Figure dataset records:
********************

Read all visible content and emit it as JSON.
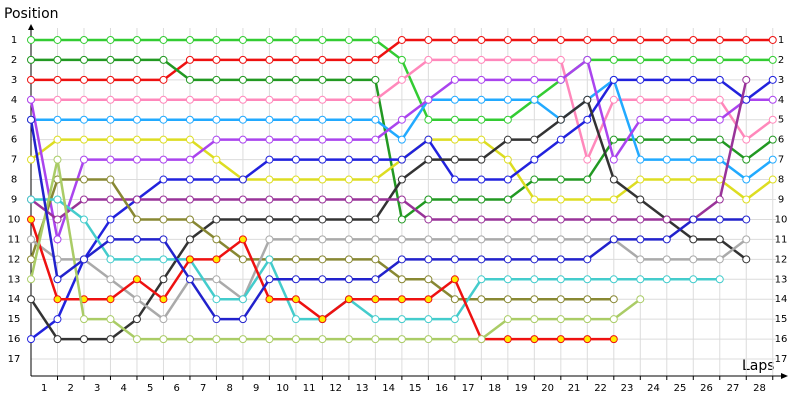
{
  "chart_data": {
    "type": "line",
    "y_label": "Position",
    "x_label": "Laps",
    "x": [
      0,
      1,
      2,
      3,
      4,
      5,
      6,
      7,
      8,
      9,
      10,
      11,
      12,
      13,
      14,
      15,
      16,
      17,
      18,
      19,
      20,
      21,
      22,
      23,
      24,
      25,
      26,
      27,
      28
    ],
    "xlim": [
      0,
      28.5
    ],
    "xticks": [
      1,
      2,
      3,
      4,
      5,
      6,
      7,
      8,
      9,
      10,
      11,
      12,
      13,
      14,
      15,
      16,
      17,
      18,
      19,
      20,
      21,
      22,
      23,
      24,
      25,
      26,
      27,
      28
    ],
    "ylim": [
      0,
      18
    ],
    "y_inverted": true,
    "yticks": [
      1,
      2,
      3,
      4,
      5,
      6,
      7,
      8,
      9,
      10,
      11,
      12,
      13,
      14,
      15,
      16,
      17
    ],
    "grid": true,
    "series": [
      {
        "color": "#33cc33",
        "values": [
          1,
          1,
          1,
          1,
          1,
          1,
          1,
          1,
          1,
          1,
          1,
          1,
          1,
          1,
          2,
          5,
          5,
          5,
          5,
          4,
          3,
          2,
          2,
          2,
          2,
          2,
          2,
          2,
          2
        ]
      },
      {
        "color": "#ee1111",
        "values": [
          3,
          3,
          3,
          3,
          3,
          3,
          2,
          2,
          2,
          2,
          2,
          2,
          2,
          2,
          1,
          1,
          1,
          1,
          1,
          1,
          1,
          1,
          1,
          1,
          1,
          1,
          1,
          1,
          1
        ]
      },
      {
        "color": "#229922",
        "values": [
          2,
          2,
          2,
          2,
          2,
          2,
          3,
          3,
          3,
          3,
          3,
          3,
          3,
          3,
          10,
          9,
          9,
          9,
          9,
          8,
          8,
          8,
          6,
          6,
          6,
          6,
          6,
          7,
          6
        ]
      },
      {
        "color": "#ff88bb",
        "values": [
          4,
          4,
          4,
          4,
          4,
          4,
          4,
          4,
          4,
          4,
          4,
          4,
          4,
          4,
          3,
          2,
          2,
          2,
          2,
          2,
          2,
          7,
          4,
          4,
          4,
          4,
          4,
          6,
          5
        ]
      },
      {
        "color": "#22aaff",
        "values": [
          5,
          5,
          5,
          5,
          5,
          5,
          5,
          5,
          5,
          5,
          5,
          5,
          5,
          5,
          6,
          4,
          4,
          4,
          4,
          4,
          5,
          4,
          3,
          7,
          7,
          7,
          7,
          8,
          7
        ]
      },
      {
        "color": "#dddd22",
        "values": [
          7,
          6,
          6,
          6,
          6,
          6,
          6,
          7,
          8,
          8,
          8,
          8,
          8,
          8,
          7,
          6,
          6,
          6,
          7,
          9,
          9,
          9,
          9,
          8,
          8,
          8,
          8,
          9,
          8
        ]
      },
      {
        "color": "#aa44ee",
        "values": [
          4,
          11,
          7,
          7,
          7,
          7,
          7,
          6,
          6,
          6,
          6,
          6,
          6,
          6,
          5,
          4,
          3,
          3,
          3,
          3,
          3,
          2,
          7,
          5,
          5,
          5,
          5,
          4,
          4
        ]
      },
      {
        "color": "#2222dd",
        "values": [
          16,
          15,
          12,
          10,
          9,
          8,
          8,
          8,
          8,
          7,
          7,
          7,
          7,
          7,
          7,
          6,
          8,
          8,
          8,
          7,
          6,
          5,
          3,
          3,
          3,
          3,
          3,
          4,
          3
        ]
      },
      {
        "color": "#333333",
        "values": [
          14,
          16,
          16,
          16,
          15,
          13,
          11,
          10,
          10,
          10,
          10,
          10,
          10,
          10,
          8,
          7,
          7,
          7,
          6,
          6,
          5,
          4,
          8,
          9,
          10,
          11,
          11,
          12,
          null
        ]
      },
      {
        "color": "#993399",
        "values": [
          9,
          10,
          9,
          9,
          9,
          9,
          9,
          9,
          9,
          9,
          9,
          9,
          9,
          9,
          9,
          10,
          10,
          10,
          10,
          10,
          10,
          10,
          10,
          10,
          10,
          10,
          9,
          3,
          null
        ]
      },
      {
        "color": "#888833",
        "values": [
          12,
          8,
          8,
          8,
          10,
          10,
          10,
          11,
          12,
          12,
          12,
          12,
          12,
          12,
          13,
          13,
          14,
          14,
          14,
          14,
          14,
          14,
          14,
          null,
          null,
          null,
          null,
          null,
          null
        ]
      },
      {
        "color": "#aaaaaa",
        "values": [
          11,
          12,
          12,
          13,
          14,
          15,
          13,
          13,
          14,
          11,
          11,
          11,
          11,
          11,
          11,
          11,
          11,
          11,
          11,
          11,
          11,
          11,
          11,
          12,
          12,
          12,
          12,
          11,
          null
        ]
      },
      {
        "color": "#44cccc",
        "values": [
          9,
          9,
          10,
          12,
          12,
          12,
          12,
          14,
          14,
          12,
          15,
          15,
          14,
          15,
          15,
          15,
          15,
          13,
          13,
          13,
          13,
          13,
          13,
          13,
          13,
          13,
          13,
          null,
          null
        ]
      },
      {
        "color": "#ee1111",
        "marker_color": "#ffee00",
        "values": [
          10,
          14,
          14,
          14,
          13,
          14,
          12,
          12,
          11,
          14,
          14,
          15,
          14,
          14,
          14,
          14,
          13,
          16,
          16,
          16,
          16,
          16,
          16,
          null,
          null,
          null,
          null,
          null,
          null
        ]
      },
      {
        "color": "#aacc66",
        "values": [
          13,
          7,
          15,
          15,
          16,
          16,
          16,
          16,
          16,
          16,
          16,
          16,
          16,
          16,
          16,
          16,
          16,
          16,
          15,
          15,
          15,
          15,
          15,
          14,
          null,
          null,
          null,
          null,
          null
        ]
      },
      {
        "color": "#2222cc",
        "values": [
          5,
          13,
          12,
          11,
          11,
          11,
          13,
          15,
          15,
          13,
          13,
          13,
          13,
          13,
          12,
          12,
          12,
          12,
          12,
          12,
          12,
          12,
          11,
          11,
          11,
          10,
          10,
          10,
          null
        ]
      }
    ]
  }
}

********************

→ **TASK PROMPT**
Return all the entries word for word, but omit any pictures they contain.

→ **SOLUTION TO THE PROBLEM**
Read all visible content and emit it as JSON.
{
  "chart_data": {
    "type": "line",
    "y_label": "Position",
    "x_label": "Laps",
    "x": [
      0,
      1,
      2,
      3,
      4,
      5,
      6,
      7,
      8,
      9,
      10,
      11,
      12,
      13,
      14,
      15,
      16,
      17,
      18,
      19,
      20,
      21,
      22,
      23,
      24,
      25,
      26,
      27,
      28
    ],
    "xlim": [
      0,
      28.5
    ],
    "xticks": [
      1,
      2,
      3,
      4,
      5,
      6,
      7,
      8,
      9,
      10,
      11,
      12,
      13,
      14,
      15,
      16,
      17,
      18,
      19,
      20,
      21,
      22,
      23,
      24,
      25,
      26,
      27,
      28
    ],
    "ylim": [
      0,
      18
    ],
    "y_inverted": true,
    "yticks": [
      1,
      2,
      3,
      4,
      5,
      6,
      7,
      8,
      9,
      10,
      11,
      12,
      13,
      14,
      15,
      16,
      17
    ],
    "grid": true,
    "series": [
      {
        "color": "#33cc33",
        "values": [
          1,
          1,
          1,
          1,
          1,
          1,
          1,
          1,
          1,
          1,
          1,
          1,
          1,
          1,
          2,
          5,
          5,
          5,
          5,
          4,
          3,
          2,
          2,
          2,
          2,
          2,
          2,
          2,
          2
        ]
      },
      {
        "color": "#ee1111",
        "values": [
          3,
          3,
          3,
          3,
          3,
          3,
          2,
          2,
          2,
          2,
          2,
          2,
          2,
          2,
          1,
          1,
          1,
          1,
          1,
          1,
          1,
          1,
          1,
          1,
          1,
          1,
          1,
          1,
          1
        ]
      },
      {
        "color": "#229922",
        "values": [
          2,
          2,
          2,
          2,
          2,
          2,
          3,
          3,
          3,
          3,
          3,
          3,
          3,
          3,
          10,
          9,
          9,
          9,
          9,
          8,
          8,
          8,
          6,
          6,
          6,
          6,
          6,
          7,
          6
        ]
      },
      {
        "color": "#ff88bb",
        "values": [
          4,
          4,
          4,
          4,
          4,
          4,
          4,
          4,
          4,
          4,
          4,
          4,
          4,
          4,
          3,
          2,
          2,
          2,
          2,
          2,
          2,
          7,
          4,
          4,
          4,
          4,
          4,
          6,
          5
        ]
      },
      {
        "color": "#22aaff",
        "values": [
          5,
          5,
          5,
          5,
          5,
          5,
          5,
          5,
          5,
          5,
          5,
          5,
          5,
          5,
          6,
          4,
          4,
          4,
          4,
          4,
          5,
          4,
          3,
          7,
          7,
          7,
          7,
          8,
          7
        ]
      },
      {
        "color": "#dddd22",
        "values": [
          7,
          6,
          6,
          6,
          6,
          6,
          6,
          7,
          8,
          8,
          8,
          8,
          8,
          8,
          7,
          6,
          6,
          6,
          7,
          9,
          9,
          9,
          9,
          8,
          8,
          8,
          8,
          9,
          8
        ]
      },
      {
        "color": "#aa44ee",
        "values": [
          4,
          11,
          7,
          7,
          7,
          7,
          7,
          6,
          6,
          6,
          6,
          6,
          6,
          6,
          5,
          4,
          3,
          3,
          3,
          3,
          3,
          2,
          7,
          5,
          5,
          5,
          5,
          4,
          4
        ]
      },
      {
        "color": "#2222dd",
        "values": [
          16,
          15,
          12,
          10,
          9,
          8,
          8,
          8,
          8,
          7,
          7,
          7,
          7,
          7,
          7,
          6,
          8,
          8,
          8,
          7,
          6,
          5,
          3,
          3,
          3,
          3,
          3,
          4,
          3
        ]
      },
      {
        "color": "#333333",
        "values": [
          14,
          16,
          16,
          16,
          15,
          13,
          11,
          10,
          10,
          10,
          10,
          10,
          10,
          10,
          8,
          7,
          7,
          7,
          6,
          6,
          5,
          4,
          8,
          9,
          10,
          11,
          11,
          12,
          null
        ]
      },
      {
        "color": "#993399",
        "values": [
          9,
          10,
          9,
          9,
          9,
          9,
          9,
          9,
          9,
          9,
          9,
          9,
          9,
          9,
          9,
          10,
          10,
          10,
          10,
          10,
          10,
          10,
          10,
          10,
          10,
          10,
          9,
          3,
          null
        ]
      },
      {
        "color": "#888833",
        "values": [
          12,
          8,
          8,
          8,
          10,
          10,
          10,
          11,
          12,
          12,
          12,
          12,
          12,
          12,
          13,
          13,
          14,
          14,
          14,
          14,
          14,
          14,
          14,
          null,
          null,
          null,
          null,
          null,
          null
        ]
      },
      {
        "color": "#aaaaaa",
        "values": [
          11,
          12,
          12,
          13,
          14,
          15,
          13,
          13,
          14,
          11,
          11,
          11,
          11,
          11,
          11,
          11,
          11,
          11,
          11,
          11,
          11,
          11,
          11,
          12,
          12,
          12,
          12,
          11,
          null
        ]
      },
      {
        "color": "#44cccc",
        "values": [
          9,
          9,
          10,
          12,
          12,
          12,
          12,
          14,
          14,
          12,
          15,
          15,
          14,
          15,
          15,
          15,
          15,
          13,
          13,
          13,
          13,
          13,
          13,
          13,
          13,
          13,
          13,
          null,
          null
        ]
      },
      {
        "color": "#ee1111",
        "marker_color": "#ffee00",
        "values": [
          10,
          14,
          14,
          14,
          13,
          14,
          12,
          12,
          11,
          14,
          14,
          15,
          14,
          14,
          14,
          14,
          13,
          16,
          16,
          16,
          16,
          16,
          16,
          null,
          null,
          null,
          null,
          null,
          null
        ]
      },
      {
        "color": "#aacc66",
        "values": [
          13,
          7,
          15,
          15,
          16,
          16,
          16,
          16,
          16,
          16,
          16,
          16,
          16,
          16,
          16,
          16,
          16,
          16,
          15,
          15,
          15,
          15,
          15,
          14,
          null,
          null,
          null,
          null,
          null
        ]
      },
      {
        "color": "#2222cc",
        "values": [
          5,
          13,
          12,
          11,
          11,
          11,
          13,
          15,
          15,
          13,
          13,
          13,
          13,
          13,
          12,
          12,
          12,
          12,
          12,
          12,
          12,
          12,
          11,
          11,
          11,
          10,
          10,
          10,
          null
        ]
      }
    ]
  }
}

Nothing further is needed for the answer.